- _Written exercise 1_:
In the forum thread about Durable Functions scaling, name every setting listed under "host.json Settings:".
- _Written exercise 2_:
Write what comes next in the forum thread about Durable Functions scaling, picking up after its last sentence.

- _Reading text_:
___

Is there a similar buffer threshold or batch size for activity functions? I don't see an option for that in the host.json docs.

I'd appreciate any other changes you think we should make to get more aggressive scaling, I'll test with the setting below and report back

App Settings:

FUNCTIONS_WORKER_PROCESS_COUNT: 6

host.json Settings:

maxConcurrentActivityFunctions: 3
maxConcurrentOrchestratorFunctions: 3
controlQueueBufferThreshold: 3
controlQueueBatchSize: 3
partitionCount: 4
controlQueueVisibilityTimeout: 00:01:00
workItemQueueVisibilityTimeout: 00:01:00

marcd123 on 12 Nov 2020

@marcd123,

On a bright note, at least for your use case, we don't prefetch activity messages, so that should not be too much of an issue in regards to scaling.

One big knob for controlling scaling is partition count. Each partition can be handled by at most one worker at a time, so if your app is already at 1 partition per worker (4 workers in your case), it won't scale your app up for control queue slow downs, because those new workers would be unable to help with the control queue backlog. After that point, we will only scale your app up if we detect a work item queue back log, as any worker can process messages off of the activity queue.

In general, I think the best approach we should take is to maximize your overall scalability, rather than making sure you get as many workers as possible. If you still aren't seeing the total scaled out performance that you want/hope from your app, it may be worth checking if there are any lower-hanging fruit to increase performance, rather than tweaking settings to get a few more workers assigned to your app. Especially on the premium plan, we want to make sure you are getting the best bang-for-your-buck on each worker.

Do you mind giving us a bit more details about your app. Giving us the following information could help us give you recommendations that can have surprisingly large performance gains:

Which of the Durable patterns are you implementing for your orchestrations?
Roughly how many activities/suborchestrators/timers are your orchestrations calling?
What sort of work is your activity function doing? More CPU intensive work, or more IO and external HTTP calls?
What sort of total throughput are you hoping for, in terms of orchestrations and activities per second?

ConnorMcMahon on 12 Nov 2020

@ConnorMcMahon When you use the term "worker" above are you referring to a single VM/instance or a function worker process?

Our application does image processing and machine learning for quality assurance automation. The back-end is linked to our quality assurance UI through SignalR, activity functions are returning relevant information to the UI through a web socket.

At max, a single user can be generating 5 orchestrators (1 parent and 4 sub). Those sub orchestrations chain four activity functions each.

We're doing a combination of function chaining and fan-out/fan-in. For example:

Export a large PNG from a PDF file
Use tensorflow model to detect specific parts of the PNG
Fan out up to four sub orchestrations for the specific parts of the PNG
Sub orchestrations using OpenCV, OCR, and other tools for image analysis
Fan in sub orchestrations results and consolidate into one file
Upload the file

I would say our application is a mix of CPU and IO work. The exporting of images from PDF and OpenCV image analysis can be CPU intensive. We also make external HTTP calls to store/download files in blob storage. There are also external HTTP calls to an OCR API.

___

- _Raw records_:

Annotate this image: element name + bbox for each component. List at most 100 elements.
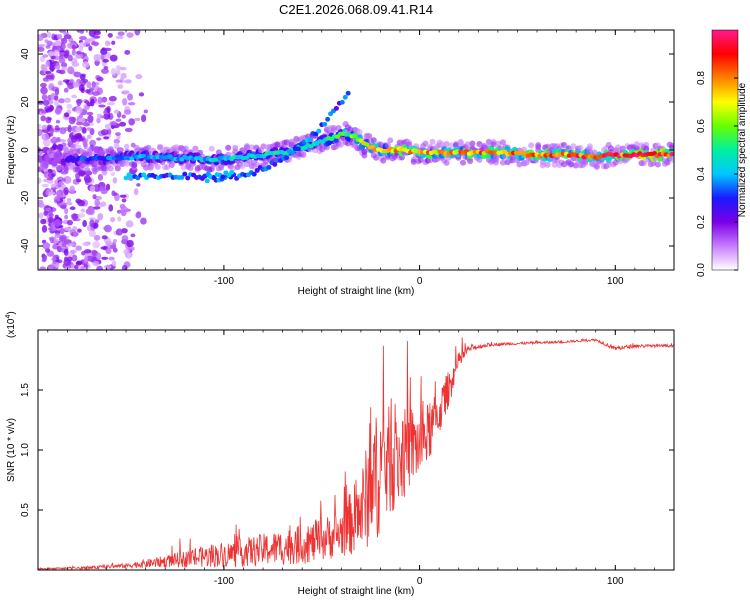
noise-blob [38,44,45,48]
branch-blob [205,171,211,177]
noise-blob [63,87,69,93]
noise-blob [109,120,118,126]
noise-blob [114,195,120,201]
noise-blob [82,220,87,228]
noise-blob [123,90,130,95]
noise-blob [41,124,48,130]
noise-blob [126,32,134,38]
noise-blob [40,82,47,88]
halo-blob [91,145,98,152]
noise-blob [105,183,111,191]
halo-blob [570,143,577,150]
noise-blob [115,118,122,122]
noise-blob [92,260,100,267]
noise-blob [60,38,66,42]
noise-blob [48,172,55,179]
noise-blob [64,214,69,220]
noise-blob [89,217,96,221]
noise-blob [56,143,64,152]
snr-series-line [38,337,674,570]
noise-blob [113,192,118,196]
halo-blob [293,137,300,144]
halo-blob [260,143,267,150]
noise-blob [54,233,61,238]
noise-blob [103,224,112,233]
noise-blob [85,208,93,215]
branch-blob [339,99,345,105]
x-tick-label: -100 [214,276,234,287]
halo-blob [145,150,152,157]
noise-blob [63,112,70,118]
noise-blob [88,230,96,238]
noise-blob [41,94,48,101]
noise-blob [101,129,109,136]
x-tick-label: 100 [607,576,624,587]
halo-blob [615,144,622,151]
noise-blob [43,210,48,216]
noise-blob [82,61,90,68]
noise-blob [126,239,134,248]
halo-blob [330,124,337,131]
noise-blob [54,107,62,115]
noise-blob [66,103,73,109]
halo-blob [591,149,598,156]
noise-blob [74,133,83,140]
halo-blob [274,141,281,148]
noise-blob [86,127,92,131]
noise-blob [93,30,101,36]
branch-blob [333,105,339,111]
noise-blob [60,184,66,188]
noise-blob [75,98,83,104]
noise-blob [89,139,96,147]
noise-blob [94,198,101,207]
noise-blob [49,64,55,72]
halo-blob [551,161,558,168]
noise-blob [63,97,71,103]
branch-blob [211,175,217,181]
noise-blob [86,255,95,262]
noise-blob [124,143,130,150]
noise-blob [77,228,82,233]
noise-blob [89,219,95,227]
noise-blob [96,117,101,124]
noise-blob [121,235,129,242]
noise-blob [96,113,102,118]
noise-blob [68,116,76,125]
noise-blob [83,264,89,268]
branch-blob [179,175,185,180]
halo-blob [492,159,499,166]
halo-blob [248,144,255,151]
noise-blob [82,122,90,127]
ridge-blob [51,159,58,167]
noise-blob [71,213,78,221]
noise-blob [49,127,54,135]
halo-blob [38,149,44,156]
halo-blob [528,142,535,149]
noise-blob [67,219,73,226]
halo-blob [180,164,187,171]
y-tick-label: 20 [20,96,31,108]
halo-blob [239,163,246,170]
y-tick-label: 0 [20,147,31,153]
noise-blob [56,33,63,40]
halo-blob [490,141,497,148]
noise-blob [42,242,51,250]
noise-blob [107,101,115,106]
noise-blob [41,64,48,72]
noise-blob [38,128,43,137]
noise-blob [127,102,136,106]
noise-blob [92,206,101,210]
spectrogram-x-label: Height of straight line (km) [298,286,415,297]
halo-blob [63,166,70,173]
noise-blob [92,91,100,96]
noise-blob [69,185,75,193]
noise-blob [109,54,118,62]
noise-blob [67,256,73,262]
noise-blob [61,242,66,247]
noise-blob [67,251,73,256]
noise-blob [79,74,86,80]
halo-blob [640,160,647,167]
noise-blob [75,261,82,266]
halo-blob [607,145,614,152]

___

- _Exercise response 1_:
maxConcurrentActivityFunctions, maxConcurrentOrchestratorFunctions, controlQueueBufferThreshold, controlQueueBatchSize, partitionCount, controlQueueVisibilityTimeout, workItemQueueVisibilityTimeout

- _Exercise response 2_:
marcd123 on 13 Nov 2020

Most activity functions begin or end with an HTTP request to Azure blob to download a JSON or PNG file.

If we are not using async calls, are these HTTP requests blocking other functions running on the same instance? Even if we have multiple FUNCTIONS_WORKER_PROCESSes

marcd123 on 13 Nov 2020

@marcd123,

Thanks for the information. To clarify, when I was using the terminology "Workers" before, I was referring to VM instances. I realize that can be confusing, so from now on I will use "instances" to refer to orchestration instances, "worker processes" to refer to the language workers we spin up for Python (and Node for that matter), and "VMs" to talk about VM instances.

One thing I want to note is that I am not an expert on how Functions on Python works, but below is my understanding.

You can think of each worker process for Python as a single "thread". Each worker process is processing one function execution at a time. If you utilize async calls in your functions (and mark your function itself as async), then while that async call is waiting for IO, the worker process will be able to execute some other function during that time. Otherwise, I do believe that the IO calls will block that worker process.

How Durable Functions is working when it polls activity functions is that it it will keep grabbing messages from the queue until it hits the maxConcurrentActivityFunctions. When it grabs the message, it schedules that function to be executed. Then, the functions runtime will load balance those function executions across your worker processes. I'm not sure how the exact load balancing works here, but I assume it is roughly round robin.

There are two potential bottlenecks here, each with different tradeoffs.

You hit the maxConcurrentActivityFunctions while you still have worker processes free to do work. In this case, you essentially have wasted compute, because you have more work that the VM could be doing, but you hit your max concurrency count.
All of your worker processes are busy, but you haven't hit maxConcurrentActivityFunctions. We keep grabbing new activity functions, and putting them on the backlog of some worker process. In this case, you are fully utilizing the compute you are paying for, but those activity function messages are going to have higher latency, as they will wait to execute until the worker process frees up. This is where utilizing async is helpful, because then the worker process can move on to it's backlog while waiting for IO.

One thing to potentially look into is how long your orchestration functions typically execute for (if you have app insights enabled, this should be straightforward to find out). If the majority of your compute time is spent in activities, it may be worthwhile to keep maxConcurrentActivityFunctions at 6, as even if an activity function is waiting on an orchestration function to finish, it wouldn't be blocked for too long before resuming, and you won't have as much wasted compute.

We are currently looking into ways to make the Durable Functions concurrency settings work more cleanly with the worker process model, but this may take some time, as we don't currently have worker process information exposed to us. I hope that my descriptions above helps in the meantime.

ConnorMcMahon on 16 Nov 2020

@ConnorMcMahon Thank you so much, this is incredibly helpful.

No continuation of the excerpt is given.